◆ Exercise aim
Present every line in which the string "Judges" appears.

◆ Recorded data
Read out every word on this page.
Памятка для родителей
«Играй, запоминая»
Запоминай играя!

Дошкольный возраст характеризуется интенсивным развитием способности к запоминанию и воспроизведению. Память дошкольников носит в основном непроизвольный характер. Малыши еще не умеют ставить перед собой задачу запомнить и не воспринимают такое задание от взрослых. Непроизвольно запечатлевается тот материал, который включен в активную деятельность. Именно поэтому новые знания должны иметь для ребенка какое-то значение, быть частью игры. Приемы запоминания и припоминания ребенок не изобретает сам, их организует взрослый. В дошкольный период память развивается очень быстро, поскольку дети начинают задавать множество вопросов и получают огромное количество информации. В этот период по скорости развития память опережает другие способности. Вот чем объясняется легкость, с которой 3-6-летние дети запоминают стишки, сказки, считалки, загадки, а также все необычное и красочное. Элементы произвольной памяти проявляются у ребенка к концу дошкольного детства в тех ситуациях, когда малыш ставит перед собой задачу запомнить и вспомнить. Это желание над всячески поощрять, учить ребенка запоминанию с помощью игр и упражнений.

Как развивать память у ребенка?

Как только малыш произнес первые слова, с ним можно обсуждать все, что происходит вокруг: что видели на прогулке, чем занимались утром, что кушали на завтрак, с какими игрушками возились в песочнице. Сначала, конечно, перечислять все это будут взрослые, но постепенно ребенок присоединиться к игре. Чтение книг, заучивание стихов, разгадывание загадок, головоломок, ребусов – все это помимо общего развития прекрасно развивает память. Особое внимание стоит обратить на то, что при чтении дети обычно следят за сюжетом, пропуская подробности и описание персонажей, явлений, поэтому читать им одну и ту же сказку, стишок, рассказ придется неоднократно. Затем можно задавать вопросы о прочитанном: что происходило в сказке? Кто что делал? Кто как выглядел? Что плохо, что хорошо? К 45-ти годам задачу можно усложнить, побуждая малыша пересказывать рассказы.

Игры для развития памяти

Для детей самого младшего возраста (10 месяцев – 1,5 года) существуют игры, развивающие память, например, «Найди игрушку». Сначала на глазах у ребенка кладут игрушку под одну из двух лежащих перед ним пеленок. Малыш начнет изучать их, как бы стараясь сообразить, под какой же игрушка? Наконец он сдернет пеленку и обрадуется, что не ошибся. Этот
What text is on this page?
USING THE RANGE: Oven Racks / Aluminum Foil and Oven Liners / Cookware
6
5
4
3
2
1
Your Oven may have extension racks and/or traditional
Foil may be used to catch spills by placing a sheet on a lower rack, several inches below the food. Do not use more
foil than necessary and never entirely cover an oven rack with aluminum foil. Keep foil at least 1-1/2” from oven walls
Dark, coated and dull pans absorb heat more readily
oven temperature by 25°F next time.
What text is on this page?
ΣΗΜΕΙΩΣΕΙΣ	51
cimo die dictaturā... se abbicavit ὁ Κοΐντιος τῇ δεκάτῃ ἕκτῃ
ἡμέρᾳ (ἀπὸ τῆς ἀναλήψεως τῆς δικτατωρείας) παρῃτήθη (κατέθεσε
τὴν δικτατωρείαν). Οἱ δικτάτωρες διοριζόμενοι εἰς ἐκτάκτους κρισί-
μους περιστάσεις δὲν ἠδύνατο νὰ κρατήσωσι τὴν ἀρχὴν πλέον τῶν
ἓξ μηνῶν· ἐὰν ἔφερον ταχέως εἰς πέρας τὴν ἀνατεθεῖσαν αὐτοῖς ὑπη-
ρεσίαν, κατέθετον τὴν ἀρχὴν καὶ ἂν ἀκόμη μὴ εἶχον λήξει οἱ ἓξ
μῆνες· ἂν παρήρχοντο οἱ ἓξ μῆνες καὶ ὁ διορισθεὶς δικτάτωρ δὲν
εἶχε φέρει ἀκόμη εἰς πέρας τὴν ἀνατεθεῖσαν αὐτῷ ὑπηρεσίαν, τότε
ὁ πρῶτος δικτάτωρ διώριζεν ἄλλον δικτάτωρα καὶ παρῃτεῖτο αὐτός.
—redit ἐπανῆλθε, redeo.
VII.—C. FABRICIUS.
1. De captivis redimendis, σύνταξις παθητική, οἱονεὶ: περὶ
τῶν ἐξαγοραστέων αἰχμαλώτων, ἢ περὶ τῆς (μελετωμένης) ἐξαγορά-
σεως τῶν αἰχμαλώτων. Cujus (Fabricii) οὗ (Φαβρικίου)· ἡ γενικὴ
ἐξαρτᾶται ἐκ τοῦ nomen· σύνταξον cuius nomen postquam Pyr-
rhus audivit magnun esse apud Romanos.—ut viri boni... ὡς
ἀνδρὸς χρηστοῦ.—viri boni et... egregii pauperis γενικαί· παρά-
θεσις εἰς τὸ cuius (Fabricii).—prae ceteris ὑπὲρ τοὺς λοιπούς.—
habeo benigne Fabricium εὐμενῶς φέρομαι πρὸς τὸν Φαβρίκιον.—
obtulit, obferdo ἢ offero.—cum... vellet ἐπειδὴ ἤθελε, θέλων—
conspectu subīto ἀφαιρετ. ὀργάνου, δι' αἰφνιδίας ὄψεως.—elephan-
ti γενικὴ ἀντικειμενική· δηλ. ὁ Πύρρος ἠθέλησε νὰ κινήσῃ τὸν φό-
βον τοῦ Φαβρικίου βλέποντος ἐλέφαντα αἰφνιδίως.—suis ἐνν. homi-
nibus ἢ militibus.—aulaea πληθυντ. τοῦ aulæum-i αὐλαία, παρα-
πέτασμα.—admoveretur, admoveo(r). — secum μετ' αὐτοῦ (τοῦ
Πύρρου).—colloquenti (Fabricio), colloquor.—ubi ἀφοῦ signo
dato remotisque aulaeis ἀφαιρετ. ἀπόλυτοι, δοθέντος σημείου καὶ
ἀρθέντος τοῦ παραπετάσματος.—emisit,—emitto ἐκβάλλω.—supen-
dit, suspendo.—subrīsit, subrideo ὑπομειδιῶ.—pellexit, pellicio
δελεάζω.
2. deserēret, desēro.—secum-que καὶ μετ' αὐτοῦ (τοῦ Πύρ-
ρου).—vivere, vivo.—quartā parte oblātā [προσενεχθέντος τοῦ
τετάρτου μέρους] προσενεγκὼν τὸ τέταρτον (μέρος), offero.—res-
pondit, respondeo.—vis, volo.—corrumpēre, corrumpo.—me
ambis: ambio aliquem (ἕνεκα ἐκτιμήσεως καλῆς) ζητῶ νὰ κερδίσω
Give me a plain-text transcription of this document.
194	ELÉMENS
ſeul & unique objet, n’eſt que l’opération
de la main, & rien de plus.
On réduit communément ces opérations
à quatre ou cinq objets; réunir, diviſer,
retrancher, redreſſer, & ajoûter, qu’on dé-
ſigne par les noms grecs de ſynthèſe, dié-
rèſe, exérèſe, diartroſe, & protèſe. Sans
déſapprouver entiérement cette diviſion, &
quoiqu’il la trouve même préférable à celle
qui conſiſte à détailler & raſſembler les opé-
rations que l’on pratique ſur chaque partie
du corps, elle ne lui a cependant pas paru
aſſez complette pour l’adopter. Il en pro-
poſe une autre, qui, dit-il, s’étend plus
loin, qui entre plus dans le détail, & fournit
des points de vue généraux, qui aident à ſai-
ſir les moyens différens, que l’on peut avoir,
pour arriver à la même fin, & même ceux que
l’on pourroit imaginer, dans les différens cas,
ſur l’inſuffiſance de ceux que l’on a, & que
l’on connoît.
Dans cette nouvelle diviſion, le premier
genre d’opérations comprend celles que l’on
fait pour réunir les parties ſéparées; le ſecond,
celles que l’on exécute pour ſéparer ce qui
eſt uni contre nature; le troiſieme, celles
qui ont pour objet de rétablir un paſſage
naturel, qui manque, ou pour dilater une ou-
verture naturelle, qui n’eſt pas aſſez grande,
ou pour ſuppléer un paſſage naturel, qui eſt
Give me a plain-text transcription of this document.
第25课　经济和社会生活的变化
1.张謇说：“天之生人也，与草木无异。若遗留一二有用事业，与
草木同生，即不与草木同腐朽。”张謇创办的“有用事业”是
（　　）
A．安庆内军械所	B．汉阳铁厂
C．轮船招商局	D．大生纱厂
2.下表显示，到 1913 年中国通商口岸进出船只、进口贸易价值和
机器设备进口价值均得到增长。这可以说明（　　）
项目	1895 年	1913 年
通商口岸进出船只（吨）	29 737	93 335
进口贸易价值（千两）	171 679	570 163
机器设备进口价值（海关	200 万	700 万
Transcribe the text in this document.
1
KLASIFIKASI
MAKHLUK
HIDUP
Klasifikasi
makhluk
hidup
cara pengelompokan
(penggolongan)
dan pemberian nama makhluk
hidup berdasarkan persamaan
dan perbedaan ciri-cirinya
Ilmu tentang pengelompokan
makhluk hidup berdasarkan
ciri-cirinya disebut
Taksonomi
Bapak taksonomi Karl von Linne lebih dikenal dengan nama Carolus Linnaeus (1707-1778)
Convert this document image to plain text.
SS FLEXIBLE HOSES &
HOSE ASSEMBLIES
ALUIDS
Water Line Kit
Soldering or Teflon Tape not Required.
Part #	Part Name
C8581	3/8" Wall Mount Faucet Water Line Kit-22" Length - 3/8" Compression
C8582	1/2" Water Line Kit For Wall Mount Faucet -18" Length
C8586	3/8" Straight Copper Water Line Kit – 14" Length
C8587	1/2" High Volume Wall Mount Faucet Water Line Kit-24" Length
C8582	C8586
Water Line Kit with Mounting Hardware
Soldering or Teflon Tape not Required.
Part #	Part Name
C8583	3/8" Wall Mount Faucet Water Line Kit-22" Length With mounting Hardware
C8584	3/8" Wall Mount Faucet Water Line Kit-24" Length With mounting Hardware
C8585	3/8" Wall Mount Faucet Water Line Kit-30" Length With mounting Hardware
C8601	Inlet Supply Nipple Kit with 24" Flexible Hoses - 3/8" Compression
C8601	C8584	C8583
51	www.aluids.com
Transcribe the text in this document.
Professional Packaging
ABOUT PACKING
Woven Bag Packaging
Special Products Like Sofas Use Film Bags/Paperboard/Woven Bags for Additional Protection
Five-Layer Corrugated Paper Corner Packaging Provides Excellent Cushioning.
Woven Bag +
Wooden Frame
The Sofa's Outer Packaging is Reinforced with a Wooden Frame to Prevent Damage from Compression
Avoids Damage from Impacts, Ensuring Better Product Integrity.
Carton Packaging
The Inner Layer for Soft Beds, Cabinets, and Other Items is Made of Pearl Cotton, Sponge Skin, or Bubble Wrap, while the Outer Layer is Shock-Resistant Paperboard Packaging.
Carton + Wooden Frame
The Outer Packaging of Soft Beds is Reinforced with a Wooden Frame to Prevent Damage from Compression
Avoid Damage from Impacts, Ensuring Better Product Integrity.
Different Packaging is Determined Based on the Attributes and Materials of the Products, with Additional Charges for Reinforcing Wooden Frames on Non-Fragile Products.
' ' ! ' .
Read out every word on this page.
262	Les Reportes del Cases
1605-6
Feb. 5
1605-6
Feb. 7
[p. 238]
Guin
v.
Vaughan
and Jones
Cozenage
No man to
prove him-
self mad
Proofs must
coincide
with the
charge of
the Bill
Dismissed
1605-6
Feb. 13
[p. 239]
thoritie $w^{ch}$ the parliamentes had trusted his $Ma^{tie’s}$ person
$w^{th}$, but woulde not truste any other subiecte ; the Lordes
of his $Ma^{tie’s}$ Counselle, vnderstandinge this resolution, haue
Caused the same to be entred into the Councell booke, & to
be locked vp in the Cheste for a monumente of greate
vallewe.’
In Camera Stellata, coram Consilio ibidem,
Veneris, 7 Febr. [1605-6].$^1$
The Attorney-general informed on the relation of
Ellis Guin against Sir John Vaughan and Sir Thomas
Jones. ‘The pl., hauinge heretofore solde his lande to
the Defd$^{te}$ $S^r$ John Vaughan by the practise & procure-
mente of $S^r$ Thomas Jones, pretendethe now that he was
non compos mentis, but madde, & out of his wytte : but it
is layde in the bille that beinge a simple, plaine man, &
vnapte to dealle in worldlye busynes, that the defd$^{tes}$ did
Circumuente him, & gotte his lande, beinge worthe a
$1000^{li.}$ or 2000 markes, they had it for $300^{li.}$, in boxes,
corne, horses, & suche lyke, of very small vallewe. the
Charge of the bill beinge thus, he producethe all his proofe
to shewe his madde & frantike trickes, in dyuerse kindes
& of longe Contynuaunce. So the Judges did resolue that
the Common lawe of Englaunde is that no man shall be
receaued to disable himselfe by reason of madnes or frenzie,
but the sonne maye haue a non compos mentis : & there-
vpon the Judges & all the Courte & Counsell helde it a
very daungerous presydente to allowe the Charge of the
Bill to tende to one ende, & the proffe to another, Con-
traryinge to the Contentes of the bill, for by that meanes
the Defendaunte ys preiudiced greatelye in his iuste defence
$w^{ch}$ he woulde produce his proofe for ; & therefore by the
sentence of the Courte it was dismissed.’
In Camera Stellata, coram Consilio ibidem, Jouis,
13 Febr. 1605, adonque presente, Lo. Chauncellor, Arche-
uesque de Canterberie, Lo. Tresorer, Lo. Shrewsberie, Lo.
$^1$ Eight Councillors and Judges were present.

◆ Written response
& of longe Contynuaunce. So the Judges did resolue that
vpon the Judges & all the Courte & Counsell helde it a
$^1$ Eight Councillors and Judges were present.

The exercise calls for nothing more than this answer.